Begin RECORD EXTRACTS

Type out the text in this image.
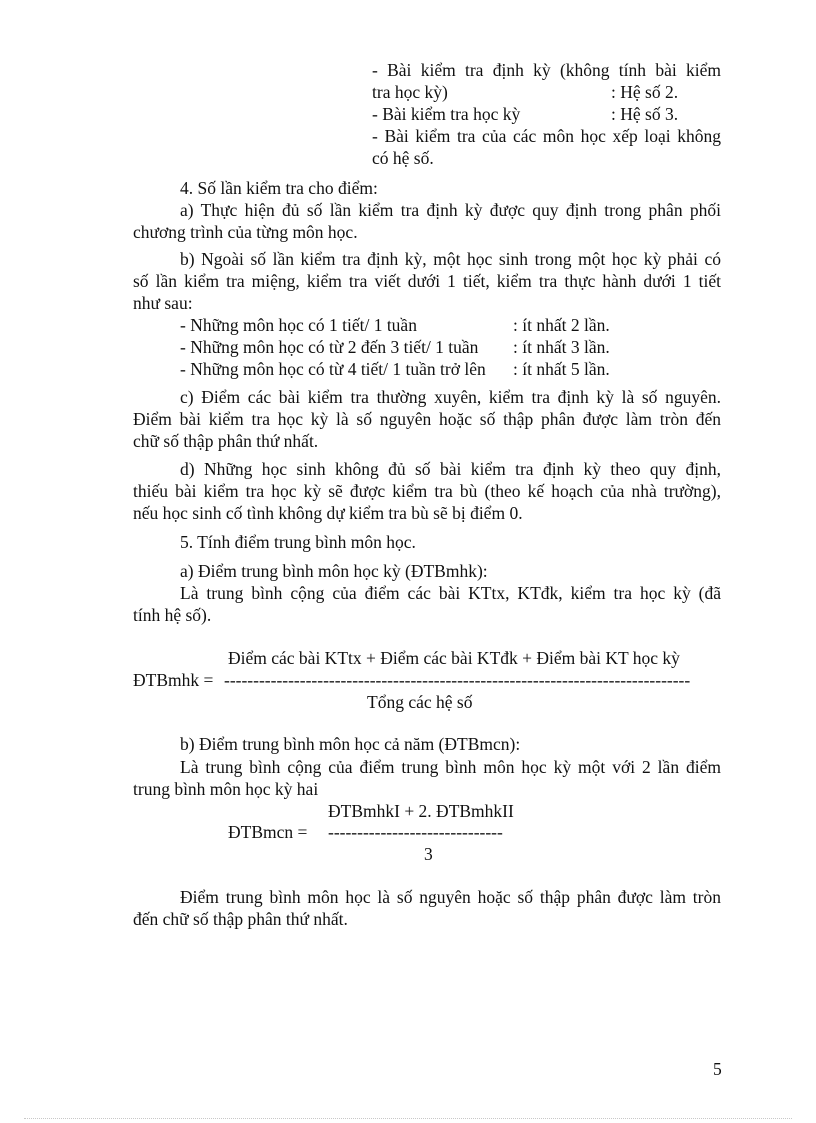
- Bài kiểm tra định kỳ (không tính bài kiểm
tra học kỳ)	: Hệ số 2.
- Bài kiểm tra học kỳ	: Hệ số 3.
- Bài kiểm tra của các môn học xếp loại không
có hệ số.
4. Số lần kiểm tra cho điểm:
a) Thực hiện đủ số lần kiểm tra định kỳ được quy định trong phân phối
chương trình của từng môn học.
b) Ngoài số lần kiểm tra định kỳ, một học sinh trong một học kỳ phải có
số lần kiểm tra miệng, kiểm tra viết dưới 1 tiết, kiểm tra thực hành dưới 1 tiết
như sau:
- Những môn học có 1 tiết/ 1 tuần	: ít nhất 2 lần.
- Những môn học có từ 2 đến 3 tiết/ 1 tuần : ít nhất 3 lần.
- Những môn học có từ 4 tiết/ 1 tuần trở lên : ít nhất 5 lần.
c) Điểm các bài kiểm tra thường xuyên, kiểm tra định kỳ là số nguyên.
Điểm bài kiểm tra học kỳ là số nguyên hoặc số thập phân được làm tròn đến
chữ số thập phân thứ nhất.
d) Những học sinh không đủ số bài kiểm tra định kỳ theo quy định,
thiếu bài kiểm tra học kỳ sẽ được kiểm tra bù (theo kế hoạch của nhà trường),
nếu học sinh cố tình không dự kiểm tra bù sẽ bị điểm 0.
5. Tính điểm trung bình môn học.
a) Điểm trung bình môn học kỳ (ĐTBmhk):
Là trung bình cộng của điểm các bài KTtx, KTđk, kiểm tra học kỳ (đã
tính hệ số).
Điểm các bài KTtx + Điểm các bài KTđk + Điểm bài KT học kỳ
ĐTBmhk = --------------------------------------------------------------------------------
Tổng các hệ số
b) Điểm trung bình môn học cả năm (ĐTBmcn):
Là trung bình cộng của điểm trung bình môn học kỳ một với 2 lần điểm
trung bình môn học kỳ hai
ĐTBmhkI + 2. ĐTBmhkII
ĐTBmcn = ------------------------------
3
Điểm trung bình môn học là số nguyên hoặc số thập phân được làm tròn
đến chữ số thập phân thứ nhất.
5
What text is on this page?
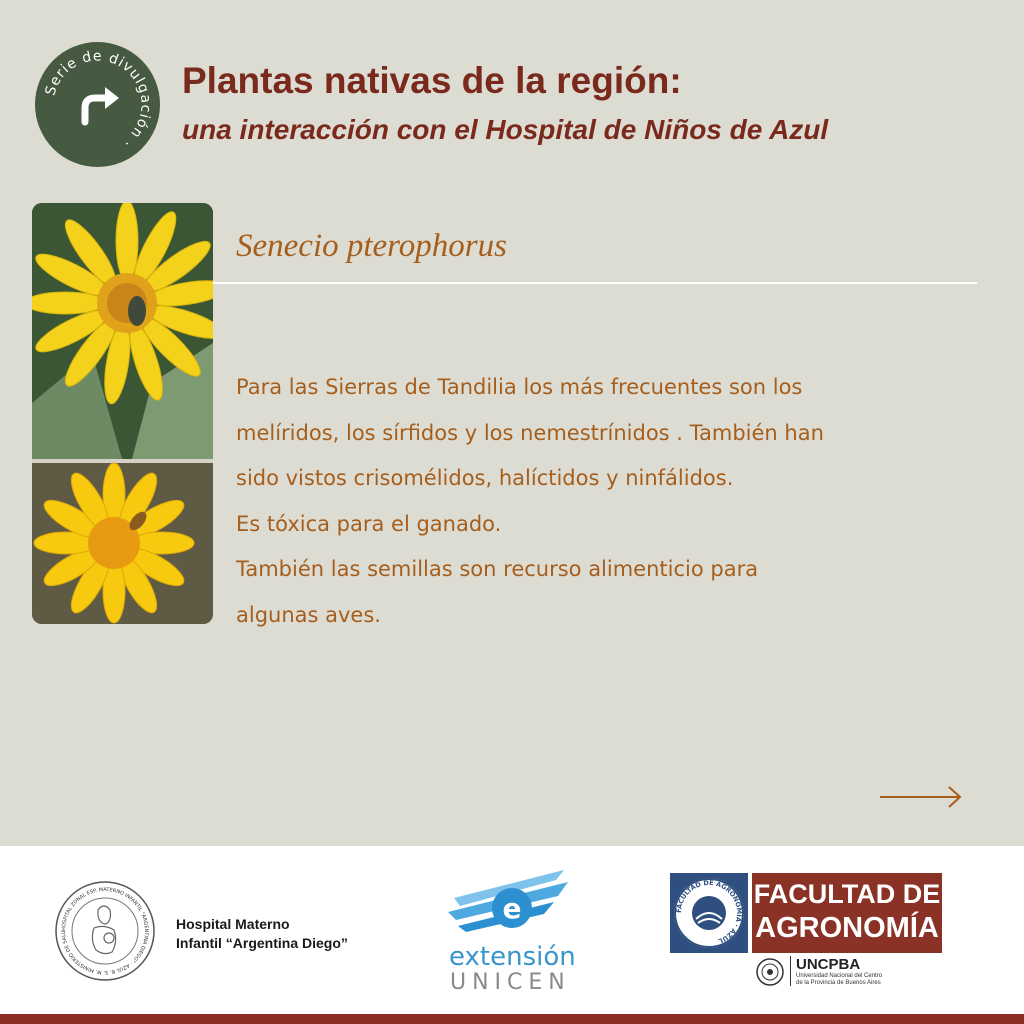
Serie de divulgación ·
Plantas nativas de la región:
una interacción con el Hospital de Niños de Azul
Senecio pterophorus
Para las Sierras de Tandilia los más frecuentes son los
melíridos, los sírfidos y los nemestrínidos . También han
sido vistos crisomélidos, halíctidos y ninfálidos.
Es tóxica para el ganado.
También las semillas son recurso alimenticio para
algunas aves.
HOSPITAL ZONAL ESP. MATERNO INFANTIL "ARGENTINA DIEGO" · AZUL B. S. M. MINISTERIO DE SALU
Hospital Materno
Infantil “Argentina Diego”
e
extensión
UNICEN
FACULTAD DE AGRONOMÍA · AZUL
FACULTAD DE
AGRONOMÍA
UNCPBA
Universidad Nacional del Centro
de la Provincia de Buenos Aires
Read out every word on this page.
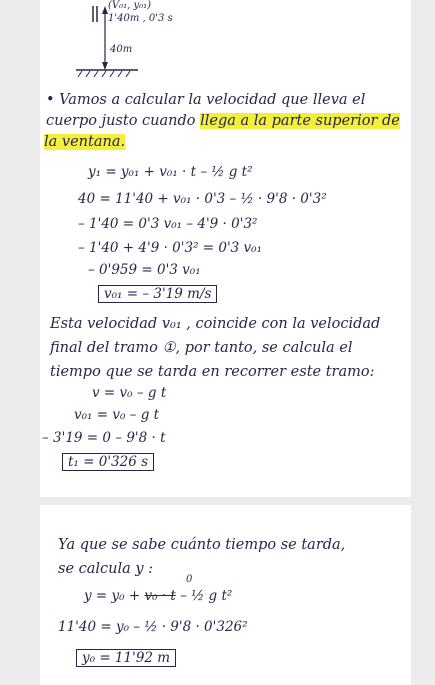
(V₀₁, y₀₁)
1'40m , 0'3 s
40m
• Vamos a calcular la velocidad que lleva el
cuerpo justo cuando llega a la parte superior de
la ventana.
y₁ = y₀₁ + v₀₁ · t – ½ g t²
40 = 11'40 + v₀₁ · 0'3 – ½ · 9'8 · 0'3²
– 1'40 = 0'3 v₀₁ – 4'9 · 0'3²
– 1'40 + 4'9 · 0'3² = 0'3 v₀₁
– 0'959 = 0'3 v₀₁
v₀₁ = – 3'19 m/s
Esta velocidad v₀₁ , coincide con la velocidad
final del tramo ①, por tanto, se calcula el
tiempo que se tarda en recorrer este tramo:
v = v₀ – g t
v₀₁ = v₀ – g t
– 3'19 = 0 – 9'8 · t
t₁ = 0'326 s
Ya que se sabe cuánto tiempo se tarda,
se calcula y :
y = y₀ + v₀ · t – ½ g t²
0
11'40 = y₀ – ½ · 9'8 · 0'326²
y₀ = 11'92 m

End RECORD EXTRACTS

### THE REQUEST:
Please write out all of the material above without changing a word, and omit any pictures.

### RESULT OF THE EXERCISE:
Type out the text in this image.
- Bài kiểm tra định kỳ (không tính bài kiểm
tra học kỳ)	: Hệ số 2.
- Bài kiểm tra học kỳ	: Hệ số 3.
- Bài kiểm tra của các môn học xếp loại không
có hệ số.
4. Số lần kiểm tra cho điểm:
a) Thực hiện đủ số lần kiểm tra định kỳ được quy định trong phân phối
chương trình của từng môn học.
b) Ngoài số lần kiểm tra định kỳ, một học sinh trong một học kỳ phải có
số lần kiểm tra miệng, kiểm tra viết dưới 1 tiết, kiểm tra thực hành dưới 1 tiết
như sau:
- Những môn học có 1 tiết/ 1 tuần	: ít nhất 2 lần.
- Những môn học có từ 2 đến 3 tiết/ 1 tuần : ít nhất 3 lần.
- Những môn học có từ 4 tiết/ 1 tuần trở lên : ít nhất 5 lần.
c) Điểm các bài kiểm tra thường xuyên, kiểm tra định kỳ là số nguyên.
Điểm bài kiểm tra học kỳ là số nguyên hoặc số thập phân được làm tròn đến
chữ số thập phân thứ nhất.
d) Những học sinh không đủ số bài kiểm tra định kỳ theo quy định,
thiếu bài kiểm tra học kỳ sẽ được kiểm tra bù (theo kế hoạch của nhà trường),
nếu học sinh cố tình không dự kiểm tra bù sẽ bị điểm 0.
5. Tính điểm trung bình môn học.
a) Điểm trung bình môn học kỳ (ĐTBmhk):
Là trung bình cộng của điểm các bài KTtx, KTđk, kiểm tra học kỳ (đã
tính hệ số).
Điểm các bài KTtx + Điểm các bài KTđk + Điểm bài KT học kỳ
ĐTBmhk = --------------------------------------------------------------------------------
Tổng các hệ số
b) Điểm trung bình môn học cả năm (ĐTBmcn):
Là trung bình cộng của điểm trung bình môn học kỳ một với 2 lần điểm
trung bình môn học kỳ hai
ĐTBmhkI + 2. ĐTBmhkII
ĐTBmcn = ------------------------------
3
Điểm trung bình môn học là số nguyên hoặc số thập phân được làm tròn
đến chữ số thập phân thứ nhất.
5
What text is on this page?
Serie de divulgación ·
Plantas nativas de la región:
una interacción con el Hospital de Niños de Azul
Senecio pterophorus
Para las Sierras de Tandilia los más frecuentes son los
melíridos, los sírfidos y los nemestrínidos . También han
sido vistos crisomélidos, halíctidos y ninfálidos.
Es tóxica para el ganado.
También las semillas son recurso alimenticio para
algunas aves.
HOSPITAL ZONAL ESP. MATERNO INFANTIL "ARGENTINA DIEGO" · AZUL B. S. M. MINISTERIO DE SALU
Hospital Materno
Infantil “Argentina Diego”
e
extensión
UNICEN
FACULTAD DE AGRONOMÍA · AZUL
FACULTAD DE
AGRONOMÍA
UNCPBA
Universidad Nacional del Centro
de la Provincia de Buenos Aires
Read out every word on this page.
(V₀₁, y₀₁)
1'40m , 0'3 s
40m
• Vamos a calcular la velocidad que lleva el
cuerpo justo cuando llega a la parte superior de
la ventana.
y₁ = y₀₁ + v₀₁ · t – ½ g t²
40 = 11'40 + v₀₁ · 0'3 – ½ · 9'8 · 0'3²
– 1'40 = 0'3 v₀₁ – 4'9 · 0'3²
– 1'40 + 4'9 · 0'3² = 0'3 v₀₁
– 0'959 = 0'3 v₀₁
v₀₁ = – 3'19 m/s
Esta velocidad v₀₁ , coincide con la velocidad
final del tramo ①, por tanto, se calcula el
tiempo que se tarda en recorrer este tramo:
v = v₀ – g t
v₀₁ = v₀ – g t
– 3'19 = 0 – 9'8 · t
t₁ = 0'326 s
Ya que se sabe cuánto tiempo se tarda,
se calcula y :
y = y₀ + v₀ · t – ½ g t²
0
11'40 = y₀ – ½ · 9'8 · 0'326²
y₀ = 11'92 m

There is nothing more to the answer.